• **Stated goal**
Copy every line with the string "color" in it.

• **Provided records**
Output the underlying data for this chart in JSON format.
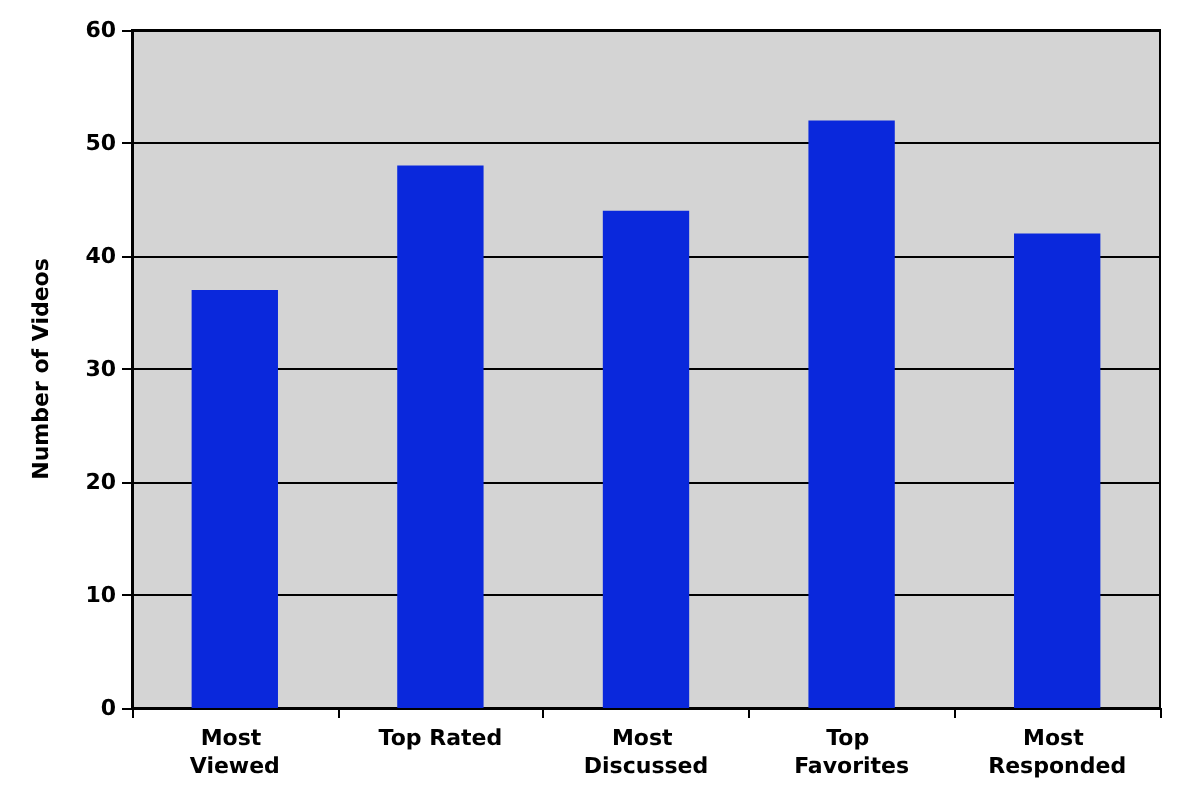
{
  "chart_data": {
    "type": "bar",
    "ylabel": "Number of Videos",
    "categories": [
      "Most Viewed",
      "Top Rated",
      "Most Discussed",
      "Top Favorites",
      "Most Responded"
    ],
    "values": [
      37,
      48,
      44,
      52,
      42
    ],
    "color": "#0a28dc",
    "ylim": [
      0,
      60
    ],
    "yticks": [
      0,
      10,
      20,
      30,
      40,
      50,
      60
    ],
    "grid": true
  }
}
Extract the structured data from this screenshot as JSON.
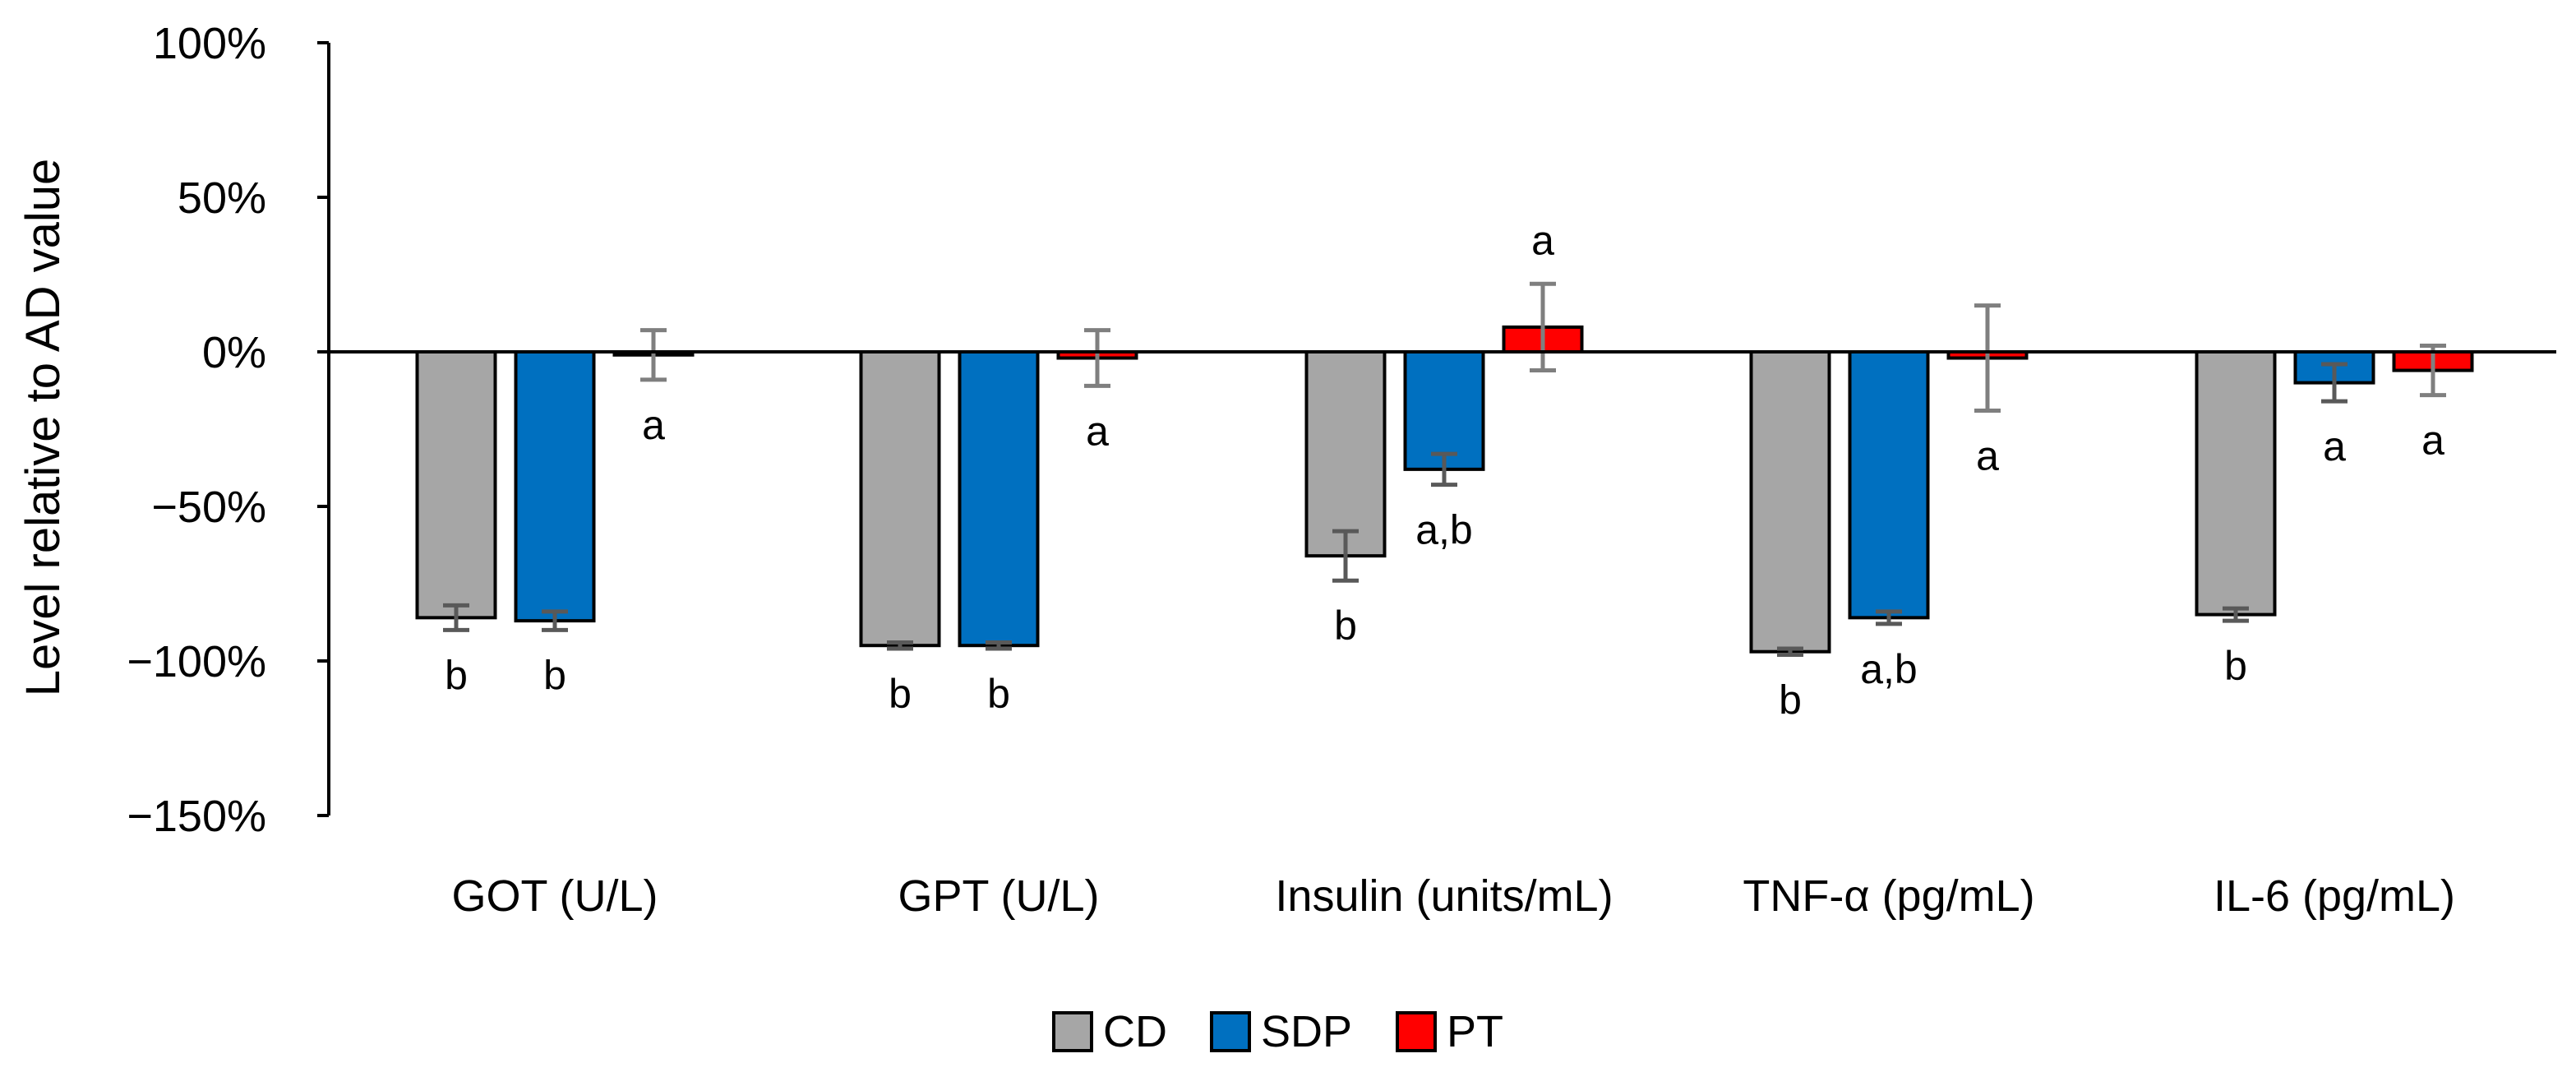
{
  "chart_data": {
    "type": "bar",
    "title": "",
    "xlabel": "",
    "ylabel": "Level relative to AD value",
    "ylim": [
      -150,
      100
    ],
    "ytick_values": [
      100,
      50,
      0,
      -50,
      -100,
      -150
    ],
    "ytick_labels": [
      "100%",
      "50%",
      "0%",
      "−50%",
      "−100%",
      "−150%"
    ],
    "grid": false,
    "legend_position": "bottom-center",
    "categories": [
      "GOT (U/L)",
      "GPT (U/L)",
      "Insulin (units/mL)",
      "TNF-α (pg/mL)",
      "IL-6 (pg/mL)"
    ],
    "series": [
      {
        "name": "CD",
        "color": "#a6a6a6",
        "values": [
          -86,
          -95,
          -66,
          -97,
          -85
        ],
        "errors": [
          4,
          1,
          8,
          1,
          2
        ],
        "letters": [
          "b",
          "b",
          "b",
          "b",
          "b"
        ]
      },
      {
        "name": "SDP",
        "color": "#0070c0",
        "values": [
          -87,
          -95,
          -38,
          -86,
          -10
        ],
        "errors": [
          3,
          1,
          5,
          2,
          6
        ],
        "letters": [
          "b",
          "b",
          "a,b",
          "a,b",
          "a"
        ]
      },
      {
        "name": "PT",
        "color": "#ff0000",
        "values": [
          -1,
          -2,
          8,
          -2,
          -6
        ],
        "errors": [
          8,
          9,
          14,
          17,
          8
        ],
        "letters": [
          "a",
          "a",
          "a",
          "a",
          "a"
        ]
      }
    ]
  }
}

• **Completed exercise**
    "color": "#0a28dc",
        "color": "#a6a6a6",
        "color": "#0070c0",
        "color": "#ff0000",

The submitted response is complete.